**Written request:**
Show every line below where "Read" can be found.

━━━━━━━━━━

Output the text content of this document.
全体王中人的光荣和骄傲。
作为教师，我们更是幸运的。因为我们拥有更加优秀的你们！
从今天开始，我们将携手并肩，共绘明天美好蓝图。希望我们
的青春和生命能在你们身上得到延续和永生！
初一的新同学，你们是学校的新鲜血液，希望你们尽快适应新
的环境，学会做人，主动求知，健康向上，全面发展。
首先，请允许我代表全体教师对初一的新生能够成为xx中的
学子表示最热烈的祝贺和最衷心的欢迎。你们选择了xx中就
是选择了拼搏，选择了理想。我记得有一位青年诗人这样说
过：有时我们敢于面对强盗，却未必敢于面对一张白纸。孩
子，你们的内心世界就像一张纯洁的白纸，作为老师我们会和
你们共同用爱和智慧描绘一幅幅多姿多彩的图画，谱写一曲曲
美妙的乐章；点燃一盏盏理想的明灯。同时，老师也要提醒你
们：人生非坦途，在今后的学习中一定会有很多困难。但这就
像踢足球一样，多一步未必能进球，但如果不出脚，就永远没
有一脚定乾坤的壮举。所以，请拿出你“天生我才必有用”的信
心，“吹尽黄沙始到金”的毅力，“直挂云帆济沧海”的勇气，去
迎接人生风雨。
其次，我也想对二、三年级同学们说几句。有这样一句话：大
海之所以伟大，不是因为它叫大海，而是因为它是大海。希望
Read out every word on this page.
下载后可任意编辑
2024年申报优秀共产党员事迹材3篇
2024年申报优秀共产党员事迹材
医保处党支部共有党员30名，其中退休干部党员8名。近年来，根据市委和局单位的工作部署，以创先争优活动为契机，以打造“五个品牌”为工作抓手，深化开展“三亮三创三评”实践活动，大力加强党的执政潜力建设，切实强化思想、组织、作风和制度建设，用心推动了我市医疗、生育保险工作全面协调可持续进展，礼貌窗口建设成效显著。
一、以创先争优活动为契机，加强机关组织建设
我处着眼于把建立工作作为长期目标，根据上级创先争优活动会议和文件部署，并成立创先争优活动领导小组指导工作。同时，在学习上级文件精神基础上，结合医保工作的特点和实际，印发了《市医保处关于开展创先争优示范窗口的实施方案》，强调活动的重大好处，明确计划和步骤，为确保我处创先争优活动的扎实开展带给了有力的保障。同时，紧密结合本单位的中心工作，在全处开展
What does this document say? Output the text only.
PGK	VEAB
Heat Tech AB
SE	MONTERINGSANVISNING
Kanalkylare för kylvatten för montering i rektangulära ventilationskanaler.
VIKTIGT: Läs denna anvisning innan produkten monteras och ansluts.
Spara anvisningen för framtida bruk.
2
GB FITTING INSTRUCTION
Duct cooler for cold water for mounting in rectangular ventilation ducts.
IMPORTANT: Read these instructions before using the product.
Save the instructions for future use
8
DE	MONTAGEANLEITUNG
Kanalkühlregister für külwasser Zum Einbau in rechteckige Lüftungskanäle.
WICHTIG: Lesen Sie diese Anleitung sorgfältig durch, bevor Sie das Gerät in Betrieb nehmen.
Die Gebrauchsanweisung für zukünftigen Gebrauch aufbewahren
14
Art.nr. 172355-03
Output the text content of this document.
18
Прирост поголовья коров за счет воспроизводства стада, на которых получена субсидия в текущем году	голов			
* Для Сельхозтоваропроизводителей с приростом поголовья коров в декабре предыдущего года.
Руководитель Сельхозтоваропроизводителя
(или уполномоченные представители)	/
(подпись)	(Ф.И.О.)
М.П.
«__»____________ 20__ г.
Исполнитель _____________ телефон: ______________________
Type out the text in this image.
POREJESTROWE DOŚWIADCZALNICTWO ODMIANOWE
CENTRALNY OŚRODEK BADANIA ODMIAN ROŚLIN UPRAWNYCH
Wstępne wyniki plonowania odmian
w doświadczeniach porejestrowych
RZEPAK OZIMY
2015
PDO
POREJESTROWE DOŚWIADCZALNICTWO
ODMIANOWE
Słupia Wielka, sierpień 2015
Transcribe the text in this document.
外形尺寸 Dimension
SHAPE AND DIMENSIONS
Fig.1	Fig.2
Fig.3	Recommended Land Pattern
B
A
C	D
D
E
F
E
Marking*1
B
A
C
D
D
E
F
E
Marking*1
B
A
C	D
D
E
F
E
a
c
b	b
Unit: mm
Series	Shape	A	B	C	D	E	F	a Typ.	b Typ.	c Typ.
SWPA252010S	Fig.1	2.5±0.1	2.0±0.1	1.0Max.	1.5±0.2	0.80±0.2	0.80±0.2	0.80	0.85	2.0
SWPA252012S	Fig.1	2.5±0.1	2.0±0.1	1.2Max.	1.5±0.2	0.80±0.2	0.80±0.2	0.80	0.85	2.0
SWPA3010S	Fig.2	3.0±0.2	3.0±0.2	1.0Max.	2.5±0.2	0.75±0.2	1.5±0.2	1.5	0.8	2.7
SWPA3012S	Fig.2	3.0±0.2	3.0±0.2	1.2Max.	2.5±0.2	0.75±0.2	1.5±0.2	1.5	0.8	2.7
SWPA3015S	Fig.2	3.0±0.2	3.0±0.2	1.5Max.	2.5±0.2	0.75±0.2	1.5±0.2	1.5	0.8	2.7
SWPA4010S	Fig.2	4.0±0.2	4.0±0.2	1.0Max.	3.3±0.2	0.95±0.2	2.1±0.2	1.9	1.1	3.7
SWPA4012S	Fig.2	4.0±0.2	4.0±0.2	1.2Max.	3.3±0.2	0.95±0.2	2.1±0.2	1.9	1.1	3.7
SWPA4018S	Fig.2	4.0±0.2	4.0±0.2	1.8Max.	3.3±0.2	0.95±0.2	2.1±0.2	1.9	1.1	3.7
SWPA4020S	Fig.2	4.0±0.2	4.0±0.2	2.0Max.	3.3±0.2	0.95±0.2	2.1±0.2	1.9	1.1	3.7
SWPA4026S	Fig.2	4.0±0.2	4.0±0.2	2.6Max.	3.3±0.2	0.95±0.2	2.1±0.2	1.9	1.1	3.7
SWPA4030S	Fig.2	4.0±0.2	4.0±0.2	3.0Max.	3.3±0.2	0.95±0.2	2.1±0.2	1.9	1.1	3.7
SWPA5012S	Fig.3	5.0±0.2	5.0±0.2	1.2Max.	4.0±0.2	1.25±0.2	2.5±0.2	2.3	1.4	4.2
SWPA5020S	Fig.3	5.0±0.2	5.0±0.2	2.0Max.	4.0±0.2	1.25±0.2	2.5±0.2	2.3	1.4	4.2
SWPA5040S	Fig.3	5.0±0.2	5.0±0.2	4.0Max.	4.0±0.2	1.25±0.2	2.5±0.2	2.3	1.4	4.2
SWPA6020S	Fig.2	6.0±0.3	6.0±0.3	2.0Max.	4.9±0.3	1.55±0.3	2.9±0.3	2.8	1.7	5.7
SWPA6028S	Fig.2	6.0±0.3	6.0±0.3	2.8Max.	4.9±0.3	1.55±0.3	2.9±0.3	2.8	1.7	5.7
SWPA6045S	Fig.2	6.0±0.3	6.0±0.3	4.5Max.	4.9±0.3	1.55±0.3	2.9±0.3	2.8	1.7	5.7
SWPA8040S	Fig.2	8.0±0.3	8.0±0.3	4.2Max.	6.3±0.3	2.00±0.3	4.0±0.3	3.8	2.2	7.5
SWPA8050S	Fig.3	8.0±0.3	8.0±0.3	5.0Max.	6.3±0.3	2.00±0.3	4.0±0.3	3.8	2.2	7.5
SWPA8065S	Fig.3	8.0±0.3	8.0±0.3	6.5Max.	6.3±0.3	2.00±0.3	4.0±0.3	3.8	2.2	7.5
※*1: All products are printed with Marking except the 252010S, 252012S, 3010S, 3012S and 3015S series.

━━━━━━━━━━

**Answer below:**
Read out every word on this page.
IMPORTANT: Read these instructions before using the product.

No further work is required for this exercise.